*PROVIDED RECORDS*
########

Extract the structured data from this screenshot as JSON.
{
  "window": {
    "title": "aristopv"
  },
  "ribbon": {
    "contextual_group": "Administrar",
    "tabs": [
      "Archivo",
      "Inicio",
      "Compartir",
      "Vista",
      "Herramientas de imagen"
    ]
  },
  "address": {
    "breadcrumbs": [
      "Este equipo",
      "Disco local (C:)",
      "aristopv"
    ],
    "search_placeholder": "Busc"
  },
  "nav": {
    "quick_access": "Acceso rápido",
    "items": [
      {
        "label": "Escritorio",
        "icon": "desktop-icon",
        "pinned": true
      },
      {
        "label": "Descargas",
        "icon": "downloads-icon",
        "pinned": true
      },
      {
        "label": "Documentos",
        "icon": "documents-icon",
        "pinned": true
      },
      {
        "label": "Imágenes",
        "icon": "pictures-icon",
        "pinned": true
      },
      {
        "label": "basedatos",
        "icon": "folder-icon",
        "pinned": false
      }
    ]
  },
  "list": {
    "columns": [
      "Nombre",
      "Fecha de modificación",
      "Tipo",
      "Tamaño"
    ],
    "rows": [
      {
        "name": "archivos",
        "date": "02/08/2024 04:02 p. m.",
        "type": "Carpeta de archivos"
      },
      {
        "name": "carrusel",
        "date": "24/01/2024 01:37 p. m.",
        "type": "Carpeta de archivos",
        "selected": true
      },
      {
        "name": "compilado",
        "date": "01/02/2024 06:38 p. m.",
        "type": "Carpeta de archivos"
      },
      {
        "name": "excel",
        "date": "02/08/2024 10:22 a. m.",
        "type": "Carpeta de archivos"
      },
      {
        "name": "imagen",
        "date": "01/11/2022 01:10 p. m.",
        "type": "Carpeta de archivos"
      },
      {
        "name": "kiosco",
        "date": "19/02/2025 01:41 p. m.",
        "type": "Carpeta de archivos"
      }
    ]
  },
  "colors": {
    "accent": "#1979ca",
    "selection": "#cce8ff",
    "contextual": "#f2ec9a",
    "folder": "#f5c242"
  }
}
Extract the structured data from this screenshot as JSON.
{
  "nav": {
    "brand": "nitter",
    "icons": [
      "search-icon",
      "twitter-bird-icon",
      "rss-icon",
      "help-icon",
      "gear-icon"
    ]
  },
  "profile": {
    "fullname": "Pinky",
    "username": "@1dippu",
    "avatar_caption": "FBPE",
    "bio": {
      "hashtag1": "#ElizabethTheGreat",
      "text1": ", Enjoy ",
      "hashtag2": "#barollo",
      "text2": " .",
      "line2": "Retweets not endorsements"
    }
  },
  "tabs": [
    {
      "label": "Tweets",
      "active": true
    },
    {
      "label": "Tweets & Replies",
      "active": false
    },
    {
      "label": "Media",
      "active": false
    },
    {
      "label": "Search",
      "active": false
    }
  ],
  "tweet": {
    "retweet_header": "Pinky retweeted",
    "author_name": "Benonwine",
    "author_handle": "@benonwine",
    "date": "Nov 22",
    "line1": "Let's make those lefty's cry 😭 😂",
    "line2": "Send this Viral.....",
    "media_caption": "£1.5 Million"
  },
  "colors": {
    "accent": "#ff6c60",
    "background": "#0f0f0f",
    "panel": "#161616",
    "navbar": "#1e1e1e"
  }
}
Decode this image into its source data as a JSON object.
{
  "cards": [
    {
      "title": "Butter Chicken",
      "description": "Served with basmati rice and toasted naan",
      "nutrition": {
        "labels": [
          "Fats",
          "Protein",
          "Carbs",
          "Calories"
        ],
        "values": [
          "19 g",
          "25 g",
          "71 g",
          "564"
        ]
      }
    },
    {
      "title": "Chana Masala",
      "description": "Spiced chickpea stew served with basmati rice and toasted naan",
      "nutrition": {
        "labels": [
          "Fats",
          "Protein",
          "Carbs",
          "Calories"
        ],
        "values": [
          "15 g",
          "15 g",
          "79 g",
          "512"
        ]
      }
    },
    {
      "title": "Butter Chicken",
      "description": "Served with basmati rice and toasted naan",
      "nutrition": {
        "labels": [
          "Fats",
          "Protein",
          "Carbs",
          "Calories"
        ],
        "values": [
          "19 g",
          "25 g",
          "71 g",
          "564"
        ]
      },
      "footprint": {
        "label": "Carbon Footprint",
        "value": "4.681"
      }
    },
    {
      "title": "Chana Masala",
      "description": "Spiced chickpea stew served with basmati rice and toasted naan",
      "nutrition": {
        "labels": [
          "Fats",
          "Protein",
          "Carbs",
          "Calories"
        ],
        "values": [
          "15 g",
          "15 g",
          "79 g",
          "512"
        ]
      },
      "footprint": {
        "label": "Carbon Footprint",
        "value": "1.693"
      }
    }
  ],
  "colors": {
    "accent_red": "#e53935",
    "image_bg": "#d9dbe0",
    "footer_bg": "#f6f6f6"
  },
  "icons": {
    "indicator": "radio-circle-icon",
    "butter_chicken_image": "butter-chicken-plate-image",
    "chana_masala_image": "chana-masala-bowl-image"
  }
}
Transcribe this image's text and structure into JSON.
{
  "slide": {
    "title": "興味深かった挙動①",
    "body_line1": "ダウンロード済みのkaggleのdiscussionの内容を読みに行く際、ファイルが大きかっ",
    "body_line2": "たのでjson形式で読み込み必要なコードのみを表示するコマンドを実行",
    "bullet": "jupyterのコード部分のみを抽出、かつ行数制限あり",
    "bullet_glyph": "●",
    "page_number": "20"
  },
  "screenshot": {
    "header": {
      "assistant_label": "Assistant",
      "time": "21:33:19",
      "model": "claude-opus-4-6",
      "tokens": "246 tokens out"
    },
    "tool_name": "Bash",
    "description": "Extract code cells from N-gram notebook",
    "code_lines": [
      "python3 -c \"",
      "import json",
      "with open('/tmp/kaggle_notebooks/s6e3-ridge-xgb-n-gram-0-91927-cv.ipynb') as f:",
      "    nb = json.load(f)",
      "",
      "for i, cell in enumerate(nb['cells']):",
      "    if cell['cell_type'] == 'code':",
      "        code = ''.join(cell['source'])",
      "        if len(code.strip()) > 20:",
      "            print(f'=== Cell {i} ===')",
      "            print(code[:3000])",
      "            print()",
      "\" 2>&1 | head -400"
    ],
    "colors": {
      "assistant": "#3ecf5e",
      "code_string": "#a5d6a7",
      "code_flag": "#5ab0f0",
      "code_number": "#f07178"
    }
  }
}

########

*WHAT IS REQUIRED*
The response should be an exact repeat of the data above.

*FINISHED TASK*
Extract the structured data from this screenshot as JSON.
{
  "window": {
    "title": "aristopv"
  },
  "ribbon": {
    "contextual_group": "Administrar",
    "tabs": [
      "Archivo",
      "Inicio",
      "Compartir",
      "Vista",
      "Herramientas de imagen"
    ]
  },
  "address": {
    "breadcrumbs": [
      "Este equipo",
      "Disco local (C:)",
      "aristopv"
    ],
    "search_placeholder": "Busc"
  },
  "nav": {
    "quick_access": "Acceso rápido",
    "items": [
      {
        "label": "Escritorio",
        "icon": "desktop-icon",
        "pinned": true
      },
      {
        "label": "Descargas",
        "icon": "downloads-icon",
        "pinned": true
      },
      {
        "label": "Documentos",
        "icon": "documents-icon",
        "pinned": true
      },
      {
        "label": "Imágenes",
        "icon": "pictures-icon",
        "pinned": true
      },
      {
        "label": "basedatos",
        "icon": "folder-icon",
        "pinned": false
      }
    ]
  },
  "list": {
    "columns": [
      "Nombre",
      "Fecha de modificación",
      "Tipo",
      "Tamaño"
    ],
    "rows": [
      {
        "name": "archivos",
        "date": "02/08/2024 04:02 p. m.",
        "type": "Carpeta de archivos"
      },
      {
        "name": "carrusel",
        "date": "24/01/2024 01:37 p. m.",
        "type": "Carpeta de archivos",
        "selected": true
      },
      {
        "name": "compilado",
        "date": "01/02/2024 06:38 p. m.",
        "type": "Carpeta de archivos"
      },
      {
        "name": "excel",
        "date": "02/08/2024 10:22 a. m.",
        "type": "Carpeta de archivos"
      },
      {
        "name": "imagen",
        "date": "01/11/2022 01:10 p. m.",
        "type": "Carpeta de archivos"
      },
      {
        "name": "kiosco",
        "date": "19/02/2025 01:41 p. m.",
        "type": "Carpeta de archivos"
      }
    ]
  },
  "colors": {
    "accent": "#1979ca",
    "selection": "#cce8ff",
    "contextual": "#f2ec9a",
    "folder": "#f5c242"
  }
}
Extract the structured data from this screenshot as JSON.
{
  "nav": {
    "brand": "nitter",
    "icons": [
      "search-icon",
      "twitter-bird-icon",
      "rss-icon",
      "help-icon",
      "gear-icon"
    ]
  },
  "profile": {
    "fullname": "Pinky",
    "username": "@1dippu",
    "avatar_caption": "FBPE",
    "bio": {
      "hashtag1": "#ElizabethTheGreat",
      "text1": ", Enjoy ",
      "hashtag2": "#barollo",
      "text2": " .",
      "line2": "Retweets not endorsements"
    }
  },
  "tabs": [
    {
      "label": "Tweets",
      "active": true
    },
    {
      "label": "Tweets & Replies",
      "active": false
    },
    {
      "label": "Media",
      "active": false
    },
    {
      "label": "Search",
      "active": false
    }
  ],
  "tweet": {
    "retweet_header": "Pinky retweeted",
    "author_name": "Benonwine",
    "author_handle": "@benonwine",
    "date": "Nov 22",
    "line1": "Let's make those lefty's cry 😭 😂",
    "line2": "Send this Viral.....",
    "media_caption": "£1.5 Million"
  },
  "colors": {
    "accent": "#ff6c60",
    "background": "#0f0f0f",
    "panel": "#161616",
    "navbar": "#1e1e1e"
  }
}
Decode this image into its source data as a JSON object.
{
  "cards": [
    {
      "title": "Butter Chicken",
      "description": "Served with basmati rice and toasted naan",
      "nutrition": {
        "labels": [
          "Fats",
          "Protein",
          "Carbs",
          "Calories"
        ],
        "values": [
          "19 g",
          "25 g",
          "71 g",
          "564"
        ]
      }
    },
    {
      "title": "Chana Masala",
      "description": "Spiced chickpea stew served with basmati rice and toasted naan",
      "nutrition": {
        "labels": [
          "Fats",
          "Protein",
          "Carbs",
          "Calories"
        ],
        "values": [
          "15 g",
          "15 g",
          "79 g",
          "512"
        ]
      }
    },
    {
      "title": "Butter Chicken",
      "description": "Served with basmati rice and toasted naan",
      "nutrition": {
        "labels": [
          "Fats",
          "Protein",
          "Carbs",
          "Calories"
        ],
        "values": [
          "19 g",
          "25 g",
          "71 g",
          "564"
        ]
      },
      "footprint": {
        "label": "Carbon Footprint",
        "value": "4.681"
      }
    },
    {
      "title": "Chana Masala",
      "description": "Spiced chickpea stew served with basmati rice and toasted naan",
      "nutrition": {
        "labels": [
          "Fats",
          "Protein",
          "Carbs",
          "Calories"
        ],
        "values": [
          "15 g",
          "15 g",
          "79 g",
          "512"
        ]
      },
      "footprint": {
        "label": "Carbon Footprint",
        "value": "1.693"
      }
    }
  ],
  "colors": {
    "accent_red": "#e53935",
    "image_bg": "#d9dbe0",
    "footer_bg": "#f6f6f6"
  },
  "icons": {
    "indicator": "radio-circle-icon",
    "butter_chicken_image": "butter-chicken-plate-image",
    "chana_masala_image": "chana-masala-bowl-image"
  }
}
Transcribe this image's text and structure into JSON.
{
  "slide": {
    "title": "興味深かった挙動①",
    "body_line1": "ダウンロード済みのkaggleのdiscussionの内容を読みに行く際、ファイルが大きかっ",
    "body_line2": "たのでjson形式で読み込み必要なコードのみを表示するコマンドを実行",
    "bullet": "jupyterのコード部分のみを抽出、かつ行数制限あり",
    "bullet_glyph": "●",
    "page_number": "20"
  },
  "screenshot": {
    "header": {
      "assistant_label": "Assistant",
      "time": "21:33:19",
      "model": "claude-opus-4-6",
      "tokens": "246 tokens out"
    },
    "tool_name": "Bash",
    "description": "Extract code cells from N-gram notebook",
    "code_lines": [
      "python3 -c \"",
      "import json",
      "with open('/tmp/kaggle_notebooks/s6e3-ridge-xgb-n-gram-0-91927-cv.ipynb') as f:",
      "    nb = json.load(f)",
      "",
      "for i, cell in enumerate(nb['cells']):",
      "    if cell['cell_type'] == 'code':",
      "        code = ''.join(cell['source'])",
      "        if len(code.strip()) > 20:",
      "            print(f'=== Cell {i} ===')",
      "            print(code[:3000])",
      "            print()",
      "\" 2>&1 | head -400"
    ],
    "colors": {
      "assistant": "#3ecf5e",
      "code_string": "#a5d6a7",
      "code_flag": "#5ab0f0",
      "code_number": "#f07178"
    }
  }
}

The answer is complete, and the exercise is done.